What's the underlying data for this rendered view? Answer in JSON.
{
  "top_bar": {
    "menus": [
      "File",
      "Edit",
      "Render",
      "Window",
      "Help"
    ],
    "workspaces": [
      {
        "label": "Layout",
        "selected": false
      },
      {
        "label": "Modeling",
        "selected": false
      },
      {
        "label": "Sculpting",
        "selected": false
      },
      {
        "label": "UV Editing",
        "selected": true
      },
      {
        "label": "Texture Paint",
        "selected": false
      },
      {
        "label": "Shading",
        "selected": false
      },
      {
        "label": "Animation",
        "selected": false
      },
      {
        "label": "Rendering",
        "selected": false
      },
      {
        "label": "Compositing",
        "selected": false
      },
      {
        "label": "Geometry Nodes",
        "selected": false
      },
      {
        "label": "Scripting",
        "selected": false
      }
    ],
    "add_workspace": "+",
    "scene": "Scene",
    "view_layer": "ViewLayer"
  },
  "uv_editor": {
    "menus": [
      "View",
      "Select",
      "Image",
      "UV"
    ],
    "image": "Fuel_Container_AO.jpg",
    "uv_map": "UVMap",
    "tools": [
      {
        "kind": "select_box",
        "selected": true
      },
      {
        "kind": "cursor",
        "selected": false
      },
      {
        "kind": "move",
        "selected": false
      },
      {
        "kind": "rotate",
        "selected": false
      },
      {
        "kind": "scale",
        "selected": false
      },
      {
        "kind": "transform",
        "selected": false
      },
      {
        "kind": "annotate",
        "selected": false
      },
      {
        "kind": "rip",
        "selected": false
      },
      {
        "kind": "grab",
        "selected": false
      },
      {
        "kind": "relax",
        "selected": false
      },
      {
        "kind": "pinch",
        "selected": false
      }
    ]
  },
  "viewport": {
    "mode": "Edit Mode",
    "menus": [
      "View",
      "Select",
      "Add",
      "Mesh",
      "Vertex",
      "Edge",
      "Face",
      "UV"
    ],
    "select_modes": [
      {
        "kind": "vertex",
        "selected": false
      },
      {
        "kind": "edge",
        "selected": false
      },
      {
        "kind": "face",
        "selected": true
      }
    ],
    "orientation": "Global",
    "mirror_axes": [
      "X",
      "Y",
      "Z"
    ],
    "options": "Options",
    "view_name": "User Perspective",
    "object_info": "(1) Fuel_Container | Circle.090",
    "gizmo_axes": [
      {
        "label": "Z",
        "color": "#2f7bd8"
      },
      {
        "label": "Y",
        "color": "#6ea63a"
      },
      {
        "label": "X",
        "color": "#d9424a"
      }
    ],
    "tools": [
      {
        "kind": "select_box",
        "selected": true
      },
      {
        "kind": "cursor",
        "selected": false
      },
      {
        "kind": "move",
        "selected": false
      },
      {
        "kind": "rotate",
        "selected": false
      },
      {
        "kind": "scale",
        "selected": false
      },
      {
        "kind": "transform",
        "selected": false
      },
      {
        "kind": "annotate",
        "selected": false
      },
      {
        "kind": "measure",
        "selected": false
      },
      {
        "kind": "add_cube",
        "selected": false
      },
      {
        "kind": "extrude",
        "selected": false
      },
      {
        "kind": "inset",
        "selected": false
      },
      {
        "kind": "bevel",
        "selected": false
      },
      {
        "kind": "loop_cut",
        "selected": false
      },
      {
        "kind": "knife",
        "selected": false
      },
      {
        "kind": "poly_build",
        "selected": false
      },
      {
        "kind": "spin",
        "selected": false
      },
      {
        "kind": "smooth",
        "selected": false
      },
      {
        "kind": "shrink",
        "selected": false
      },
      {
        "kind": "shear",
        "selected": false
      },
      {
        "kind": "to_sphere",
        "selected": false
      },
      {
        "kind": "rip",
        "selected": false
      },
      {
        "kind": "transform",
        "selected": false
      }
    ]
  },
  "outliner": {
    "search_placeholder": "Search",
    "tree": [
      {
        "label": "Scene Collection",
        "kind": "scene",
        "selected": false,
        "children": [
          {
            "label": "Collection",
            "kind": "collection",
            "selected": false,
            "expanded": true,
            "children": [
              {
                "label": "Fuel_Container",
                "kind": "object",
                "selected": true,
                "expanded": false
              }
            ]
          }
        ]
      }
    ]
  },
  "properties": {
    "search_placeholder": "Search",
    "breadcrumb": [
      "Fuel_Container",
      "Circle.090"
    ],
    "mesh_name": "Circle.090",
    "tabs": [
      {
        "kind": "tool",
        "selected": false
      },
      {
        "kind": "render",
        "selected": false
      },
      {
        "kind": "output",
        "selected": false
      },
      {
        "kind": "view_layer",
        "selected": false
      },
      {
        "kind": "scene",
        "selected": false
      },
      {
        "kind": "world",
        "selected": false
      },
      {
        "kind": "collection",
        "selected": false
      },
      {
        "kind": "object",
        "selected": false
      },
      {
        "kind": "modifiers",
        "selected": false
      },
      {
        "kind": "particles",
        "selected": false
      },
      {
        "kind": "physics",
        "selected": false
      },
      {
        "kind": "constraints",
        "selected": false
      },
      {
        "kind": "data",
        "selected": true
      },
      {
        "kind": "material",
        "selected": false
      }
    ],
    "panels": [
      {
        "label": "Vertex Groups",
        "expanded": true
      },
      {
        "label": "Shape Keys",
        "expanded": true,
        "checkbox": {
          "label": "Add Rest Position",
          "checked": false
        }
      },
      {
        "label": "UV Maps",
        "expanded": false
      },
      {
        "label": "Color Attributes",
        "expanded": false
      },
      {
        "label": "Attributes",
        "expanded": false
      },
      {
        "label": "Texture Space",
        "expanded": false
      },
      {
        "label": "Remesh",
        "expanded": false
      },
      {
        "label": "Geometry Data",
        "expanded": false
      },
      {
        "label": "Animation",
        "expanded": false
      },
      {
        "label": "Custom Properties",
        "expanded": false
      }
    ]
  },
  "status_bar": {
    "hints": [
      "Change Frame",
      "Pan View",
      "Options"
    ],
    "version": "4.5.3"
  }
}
____________________
_Aim of the exercise:_ Output each record exactly, leaving nothing out.

_Reply:_
What's the underlying data for this rendered view? Answer in JSON.
{
  "top_bar": {
    "menus": [
      "File",
      "Edit",
      "Render",
      "Window",
      "Help"
    ],
    "workspaces": [
      {
        "label": "Layout",
        "selected": false
      },
      {
        "label": "Modeling",
        "selected": false
      },
      {
        "label": "Sculpting",
        "selected": false
      },
      {
        "label": "UV Editing",
        "selected": true
      },
      {
        "label": "Texture Paint",
        "selected": false
      },
      {
        "label": "Shading",
        "selected": false
      },
      {
        "label": "Animation",
        "selected": false
      },
      {
        "label": "Rendering",
        "selected": false
      },
      {
        "label": "Compositing",
        "selected": false
      },
      {
        "label": "Geometry Nodes",
        "selected": false
      },
      {
        "label": "Scripting",
        "selected": false
      }
    ],
    "add_workspace": "+",
    "scene": "Scene",
    "view_layer": "ViewLayer"
  },
  "uv_editor": {
    "menus": [
      "View",
      "Select",
      "Image",
      "UV"
    ],
    "image": "Fuel_Container_AO.jpg",
    "uv_map": "UVMap",
    "tools": [
      {
        "kind": "select_box",
        "selected": true
      },
      {
        "kind": "cursor",
        "selected": false
      },
      {
        "kind": "move",
        "selected": false
      },
      {
        "kind": "rotate",
        "selected": false
      },
      {
        "kind": "scale",
        "selected": false
      },
      {
        "kind": "transform",
        "selected": false
      },
      {
        "kind": "annotate",
        "selected": false
      },
      {
        "kind": "rip",
        "selected": false
      },
      {
        "kind": "grab",
        "selected": false
      },
      {
        "kind": "relax",
        "selected": false
      },
      {
        "kind": "pinch",
        "selected": false
      }
    ]
  },
  "viewport": {
    "mode": "Edit Mode",
    "menus": [
      "View",
      "Select",
      "Add",
      "Mesh",
      "Vertex",
      "Edge",
      "Face",
      "UV"
    ],
    "select_modes": [
      {
        "kind": "vertex",
        "selected": false
      },
      {
        "kind": "edge",
        "selected": false
      },
      {
        "kind": "face",
        "selected": true
      }
    ],
    "orientation": "Global",
    "mirror_axes": [
      "X",
      "Y",
      "Z"
    ],
    "options": "Options",
    "view_name": "User Perspective",
    "object_info": "(1) Fuel_Container | Circle.090",
    "gizmo_axes": [
      {
        "label": "Z",
        "color": "#2f7bd8"
      },
      {
        "label": "Y",
        "color": "#6ea63a"
      },
      {
        "label": "X",
        "color": "#d9424a"
      }
    ],
    "tools": [
      {
        "kind": "select_box",
        "selected": true
      },
      {
        "kind": "cursor",
        "selected": false
      },
      {
        "kind": "move",
        "selected": false
      },
      {
        "kind": "rotate",
        "selected": false
      },
      {
        "kind": "scale",
        "selected": false
      },
      {
        "kind": "transform",
        "selected": false
      },
      {
        "kind": "annotate",
        "selected": false
      },
      {
        "kind": "measure",
        "selected": false
      },
      {
        "kind": "add_cube",
        "selected": false
      },
      {
        "kind": "extrude",
        "selected": false
      },
      {
        "kind": "inset",
        "selected": false
      },
      {
        "kind": "bevel",
        "selected": false
      },
      {
        "kind": "loop_cut",
        "selected": false
      },
      {
        "kind": "knife",
        "selected": false
      },
      {
        "kind": "poly_build",
        "selected": false
      },
      {
        "kind": "spin",
        "selected": false
      },
      {
        "kind": "smooth",
        "selected": false
      },
      {
        "kind": "shrink",
        "selected": false
      },
      {
        "kind": "shear",
        "selected": false
      },
      {
        "kind": "to_sphere",
        "selected": false
      },
      {
        "kind": "rip",
        "selected": false
      },
      {
        "kind": "transform",
        "selected": false
      }
    ]
  },
  "outliner": {
    "search_placeholder": "Search",
    "tree": [
      {
        "label": "Scene Collection",
        "kind": "scene",
        "selected": false,
        "children": [
          {
            "label": "Collection",
            "kind": "collection",
            "selected": false,
            "expanded": true,
            "children": [
              {
                "label": "Fuel_Container",
                "kind": "object",
                "selected": true,
                "expanded": false
              }
            ]
          }
        ]
      }
    ]
  },
  "properties": {
    "search_placeholder": "Search",
    "breadcrumb": [
      "Fuel_Container",
      "Circle.090"
    ],
    "mesh_name": "Circle.090",
    "tabs": [
      {
        "kind": "tool",
        "selected": false
      },
      {
        "kind": "render",
        "selected": false
      },
      {
        "kind": "output",
        "selected": false
      },
      {
        "kind": "view_layer",
        "selected": false
      },
      {
        "kind": "scene",
        "selected": false
      },
      {
        "kind": "world",
        "selected": false
      },
      {
        "kind": "collection",
        "selected": false
      },
      {
        "kind": "object",
        "selected": false
      },
      {
        "kind": "modifiers",
        "selected": false
      },
      {
        "kind": "particles",
        "selected": false
      },
      {
        "kind": "physics",
        "selected": false
      },
      {
        "kind": "constraints",
        "selected": false
      },
      {
        "kind": "data",
        "selected": true
      },
      {
        "kind": "material",
        "selected": false
      }
    ],
    "panels": [
      {
        "label": "Vertex Groups",
        "expanded": true
      },
      {
        "label": "Shape Keys",
        "expanded": true,
        "checkbox": {
          "label": "Add Rest Position",
          "checked": false
        }
      },
      {
        "label": "UV Maps",
        "expanded": false
      },
      {
        "label": "Color Attributes",
        "expanded": false
      },
      {
        "label": "Attributes",
        "expanded": false
      },
      {
        "label": "Texture Space",
        "expanded": false
      },
      {
        "label": "Remesh",
        "expanded": false
      },
      {
        "label": "Geometry Data",
        "expanded": false
      },
      {
        "label": "Animation",
        "expanded": false
      },
      {
        "label": "Custom Properties",
        "expanded": false
      }
    ]
  },
  "status_bar": {
    "hints": [
      "Change Frame",
      "Pan View",
      "Options"
    ],
    "version": "4.5.3"
  }
}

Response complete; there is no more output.